■ **The task**:
In the following material, identify every line holding the string "heading" and return it.

■ **Stored data entries**:
## BEGIN
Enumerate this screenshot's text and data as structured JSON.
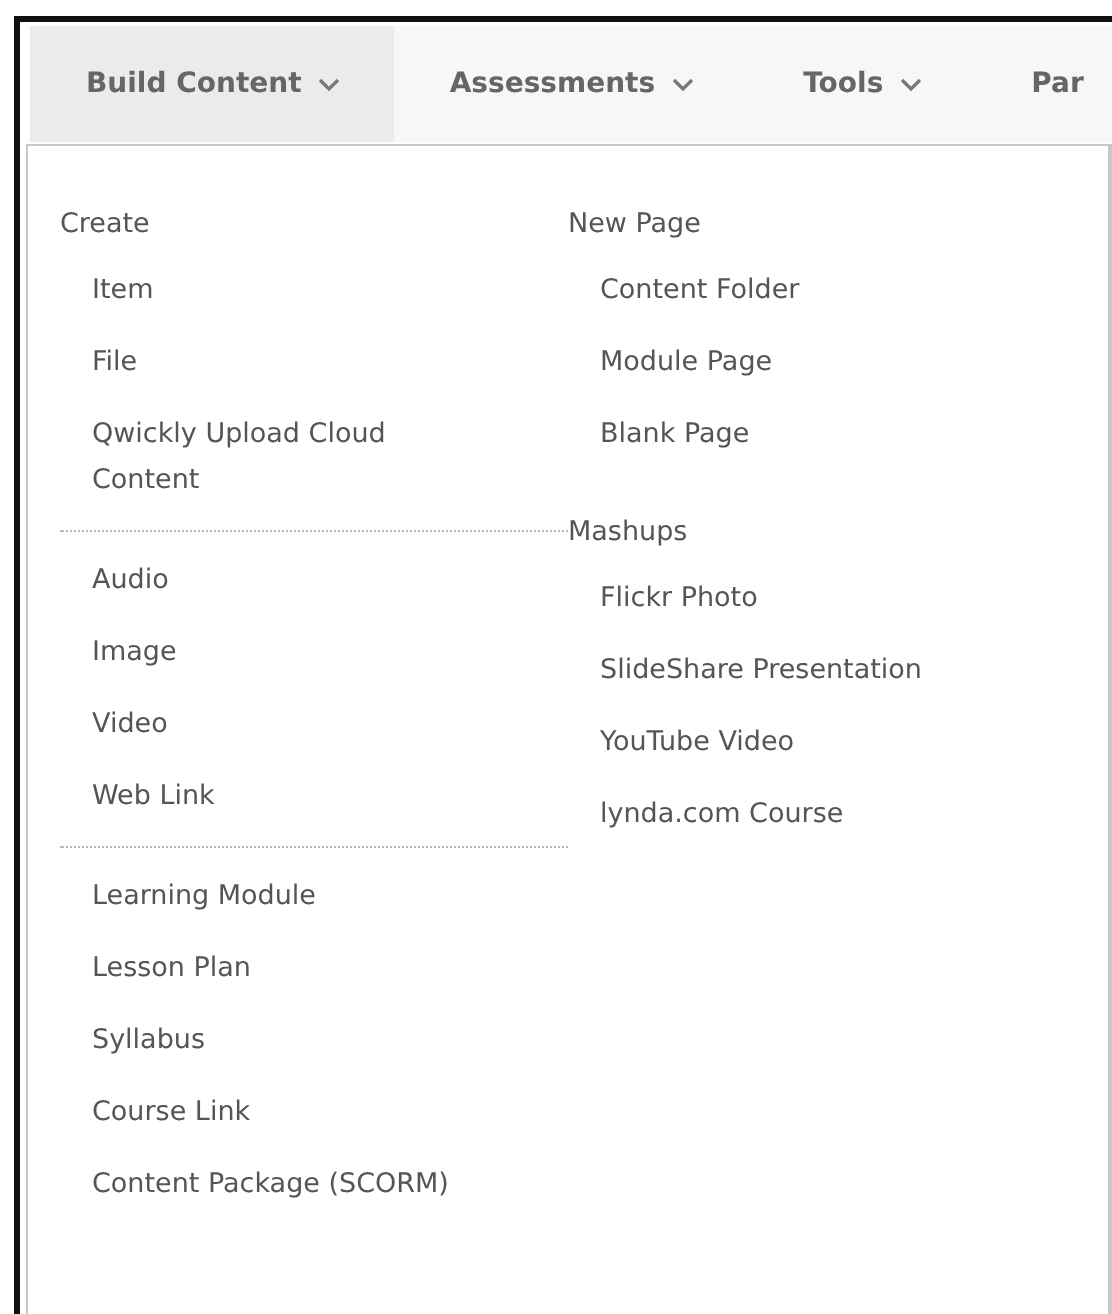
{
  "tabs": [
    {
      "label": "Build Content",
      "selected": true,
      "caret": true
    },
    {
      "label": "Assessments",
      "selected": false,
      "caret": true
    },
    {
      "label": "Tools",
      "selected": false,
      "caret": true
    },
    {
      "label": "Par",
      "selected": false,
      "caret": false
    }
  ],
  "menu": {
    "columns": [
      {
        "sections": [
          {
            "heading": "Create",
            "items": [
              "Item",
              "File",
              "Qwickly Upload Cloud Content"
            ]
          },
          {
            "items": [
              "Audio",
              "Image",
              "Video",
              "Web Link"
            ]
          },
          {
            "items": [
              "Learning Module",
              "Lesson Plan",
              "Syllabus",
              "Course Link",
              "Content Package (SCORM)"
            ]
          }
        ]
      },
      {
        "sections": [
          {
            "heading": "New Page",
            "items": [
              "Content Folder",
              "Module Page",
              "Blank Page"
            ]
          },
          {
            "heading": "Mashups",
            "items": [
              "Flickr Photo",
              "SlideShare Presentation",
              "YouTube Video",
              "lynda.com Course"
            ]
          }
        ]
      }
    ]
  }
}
## END
## BEGIN
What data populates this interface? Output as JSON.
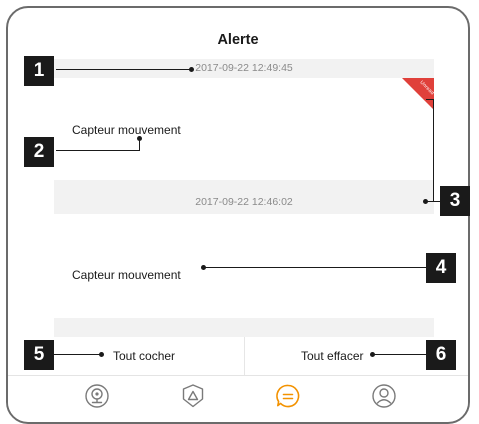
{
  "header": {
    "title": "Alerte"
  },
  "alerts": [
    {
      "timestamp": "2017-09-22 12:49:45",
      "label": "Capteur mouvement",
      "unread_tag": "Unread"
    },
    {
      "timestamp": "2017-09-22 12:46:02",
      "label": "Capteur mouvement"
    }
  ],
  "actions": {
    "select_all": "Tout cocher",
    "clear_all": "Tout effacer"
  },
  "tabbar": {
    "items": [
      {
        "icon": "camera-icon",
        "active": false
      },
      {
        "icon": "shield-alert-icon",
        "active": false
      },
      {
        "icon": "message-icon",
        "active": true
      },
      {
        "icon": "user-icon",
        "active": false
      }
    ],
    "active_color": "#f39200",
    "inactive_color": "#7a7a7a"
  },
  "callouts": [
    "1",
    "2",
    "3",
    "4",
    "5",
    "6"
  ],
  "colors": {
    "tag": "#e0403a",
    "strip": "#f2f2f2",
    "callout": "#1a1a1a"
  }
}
## END
■ **Full response**:
            "heading": "Create",
            "heading": "New Page",
            "heading": "Mashups",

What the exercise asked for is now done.